◆ Instructions to follow ◆
According to the source text about Boiler Room, which two films have the young stockbrokers in the movie seen?

** Opening Source text block **

Boiler Room


Should a movie be slammed for being derivative if it wears its influences on its sleeve — if it even goes so far as to cite its influences within its own scenes and dialogue? It depends. Swingers, for instance, struck me as a shallow film importing quotes from Reservoir Dogs and GoodFellas simply so that we’d recognize them and feel hip. Boiler Room is another story. The barking young stockbrokers in Boiler Room, an energizing and confident debut by writer-director Ben Younger, have seen Oliver Stone’s Wall Street and the film version of David Mamet’s Glengarry Glen Ross. They didn’t get the message of those movies, though; all they took away was the romance of greed, the giddy avarice of the decade of conspicuous consumption.

** Closing Source text block **
** Opening Data block **

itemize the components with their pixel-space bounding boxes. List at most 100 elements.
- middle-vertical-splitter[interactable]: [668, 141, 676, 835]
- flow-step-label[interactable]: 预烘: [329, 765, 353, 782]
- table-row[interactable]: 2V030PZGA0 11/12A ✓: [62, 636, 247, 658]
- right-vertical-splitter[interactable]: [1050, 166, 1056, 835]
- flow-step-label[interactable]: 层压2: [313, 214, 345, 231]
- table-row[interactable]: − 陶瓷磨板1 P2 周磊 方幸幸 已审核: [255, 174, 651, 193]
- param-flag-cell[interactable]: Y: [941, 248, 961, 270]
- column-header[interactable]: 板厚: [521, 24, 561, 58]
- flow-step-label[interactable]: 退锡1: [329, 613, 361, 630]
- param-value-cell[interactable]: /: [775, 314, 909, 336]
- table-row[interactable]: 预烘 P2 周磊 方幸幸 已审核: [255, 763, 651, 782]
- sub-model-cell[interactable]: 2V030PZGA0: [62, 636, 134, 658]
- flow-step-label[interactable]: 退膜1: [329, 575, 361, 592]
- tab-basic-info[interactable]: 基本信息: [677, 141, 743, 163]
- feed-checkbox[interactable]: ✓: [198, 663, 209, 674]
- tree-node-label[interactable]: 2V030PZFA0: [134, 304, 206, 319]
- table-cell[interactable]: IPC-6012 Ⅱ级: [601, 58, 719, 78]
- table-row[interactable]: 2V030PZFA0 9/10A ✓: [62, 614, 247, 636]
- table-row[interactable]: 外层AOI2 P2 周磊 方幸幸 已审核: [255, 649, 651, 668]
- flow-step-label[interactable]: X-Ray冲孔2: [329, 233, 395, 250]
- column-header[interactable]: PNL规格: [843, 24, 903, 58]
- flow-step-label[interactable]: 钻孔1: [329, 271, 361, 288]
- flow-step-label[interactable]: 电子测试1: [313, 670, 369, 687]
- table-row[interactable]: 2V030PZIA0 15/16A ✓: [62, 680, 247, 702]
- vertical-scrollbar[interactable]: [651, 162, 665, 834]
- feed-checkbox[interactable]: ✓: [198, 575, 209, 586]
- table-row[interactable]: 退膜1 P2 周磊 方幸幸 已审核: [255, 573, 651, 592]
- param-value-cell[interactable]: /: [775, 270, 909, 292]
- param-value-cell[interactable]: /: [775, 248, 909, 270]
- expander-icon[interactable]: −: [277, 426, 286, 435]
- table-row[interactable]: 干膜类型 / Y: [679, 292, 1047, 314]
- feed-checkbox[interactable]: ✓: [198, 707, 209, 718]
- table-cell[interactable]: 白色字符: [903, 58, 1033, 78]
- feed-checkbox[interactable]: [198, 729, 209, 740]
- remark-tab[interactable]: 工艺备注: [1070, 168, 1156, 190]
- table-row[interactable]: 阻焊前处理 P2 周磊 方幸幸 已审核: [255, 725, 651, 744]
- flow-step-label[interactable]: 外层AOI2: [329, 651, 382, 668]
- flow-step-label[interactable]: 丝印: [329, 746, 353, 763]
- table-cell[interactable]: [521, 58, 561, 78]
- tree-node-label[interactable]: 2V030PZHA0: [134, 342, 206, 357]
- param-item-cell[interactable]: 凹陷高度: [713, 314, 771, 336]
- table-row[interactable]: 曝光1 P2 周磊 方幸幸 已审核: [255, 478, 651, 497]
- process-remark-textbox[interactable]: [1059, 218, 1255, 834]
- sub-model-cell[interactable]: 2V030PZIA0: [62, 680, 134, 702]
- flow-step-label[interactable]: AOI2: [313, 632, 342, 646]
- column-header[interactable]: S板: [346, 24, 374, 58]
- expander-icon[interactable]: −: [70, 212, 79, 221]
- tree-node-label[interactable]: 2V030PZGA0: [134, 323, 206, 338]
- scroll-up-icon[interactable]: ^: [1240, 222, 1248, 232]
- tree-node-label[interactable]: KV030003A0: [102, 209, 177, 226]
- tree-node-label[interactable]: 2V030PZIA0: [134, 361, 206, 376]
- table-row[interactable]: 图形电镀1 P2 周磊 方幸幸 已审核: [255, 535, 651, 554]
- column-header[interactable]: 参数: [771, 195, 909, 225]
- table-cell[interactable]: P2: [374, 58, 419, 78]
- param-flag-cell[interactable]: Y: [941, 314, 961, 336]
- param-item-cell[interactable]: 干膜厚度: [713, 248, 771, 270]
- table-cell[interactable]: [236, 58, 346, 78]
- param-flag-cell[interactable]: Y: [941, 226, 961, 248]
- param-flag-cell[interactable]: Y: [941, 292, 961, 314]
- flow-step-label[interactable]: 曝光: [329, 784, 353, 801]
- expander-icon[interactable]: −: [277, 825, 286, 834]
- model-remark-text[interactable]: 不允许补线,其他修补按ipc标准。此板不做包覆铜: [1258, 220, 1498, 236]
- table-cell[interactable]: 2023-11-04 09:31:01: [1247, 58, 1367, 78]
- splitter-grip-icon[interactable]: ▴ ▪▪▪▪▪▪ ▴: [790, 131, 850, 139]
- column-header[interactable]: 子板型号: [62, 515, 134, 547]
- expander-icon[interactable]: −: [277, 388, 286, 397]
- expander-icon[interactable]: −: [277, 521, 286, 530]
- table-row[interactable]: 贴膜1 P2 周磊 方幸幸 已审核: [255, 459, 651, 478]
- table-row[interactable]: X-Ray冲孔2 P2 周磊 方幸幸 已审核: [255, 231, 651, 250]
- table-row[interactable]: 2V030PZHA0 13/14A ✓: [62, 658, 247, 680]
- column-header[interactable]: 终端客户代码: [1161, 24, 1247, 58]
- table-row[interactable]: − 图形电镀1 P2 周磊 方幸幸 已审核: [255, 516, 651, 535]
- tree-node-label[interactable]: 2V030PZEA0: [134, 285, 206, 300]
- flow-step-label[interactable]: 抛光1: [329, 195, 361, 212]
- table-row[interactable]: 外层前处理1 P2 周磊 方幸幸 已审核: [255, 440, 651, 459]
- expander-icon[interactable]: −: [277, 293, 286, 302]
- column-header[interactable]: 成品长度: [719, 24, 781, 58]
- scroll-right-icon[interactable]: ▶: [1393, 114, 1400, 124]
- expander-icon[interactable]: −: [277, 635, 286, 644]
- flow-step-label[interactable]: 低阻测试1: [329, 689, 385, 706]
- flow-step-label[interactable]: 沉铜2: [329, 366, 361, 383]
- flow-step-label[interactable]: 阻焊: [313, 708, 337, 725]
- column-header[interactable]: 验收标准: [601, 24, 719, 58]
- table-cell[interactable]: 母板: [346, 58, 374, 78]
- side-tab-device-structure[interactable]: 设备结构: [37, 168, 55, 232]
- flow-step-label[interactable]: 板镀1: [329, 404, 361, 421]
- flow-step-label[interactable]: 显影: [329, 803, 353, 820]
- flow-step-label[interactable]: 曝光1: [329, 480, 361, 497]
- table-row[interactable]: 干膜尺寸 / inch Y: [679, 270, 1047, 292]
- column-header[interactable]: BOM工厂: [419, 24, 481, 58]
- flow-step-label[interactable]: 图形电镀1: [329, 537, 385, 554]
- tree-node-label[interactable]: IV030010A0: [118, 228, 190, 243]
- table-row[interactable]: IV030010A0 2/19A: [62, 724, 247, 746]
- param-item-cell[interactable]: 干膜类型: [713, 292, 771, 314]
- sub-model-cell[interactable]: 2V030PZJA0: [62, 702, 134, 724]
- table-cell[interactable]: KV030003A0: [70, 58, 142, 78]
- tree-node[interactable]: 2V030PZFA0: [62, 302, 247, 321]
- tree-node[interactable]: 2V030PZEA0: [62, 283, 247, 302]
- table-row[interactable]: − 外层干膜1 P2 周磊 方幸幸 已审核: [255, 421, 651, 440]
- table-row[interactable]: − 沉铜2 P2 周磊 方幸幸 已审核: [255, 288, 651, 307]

** Closing Data block **

◆ Answer section ◆
Oliver Stone's Wall Street and the film version of David Mamet's Glengarry Glen Ross.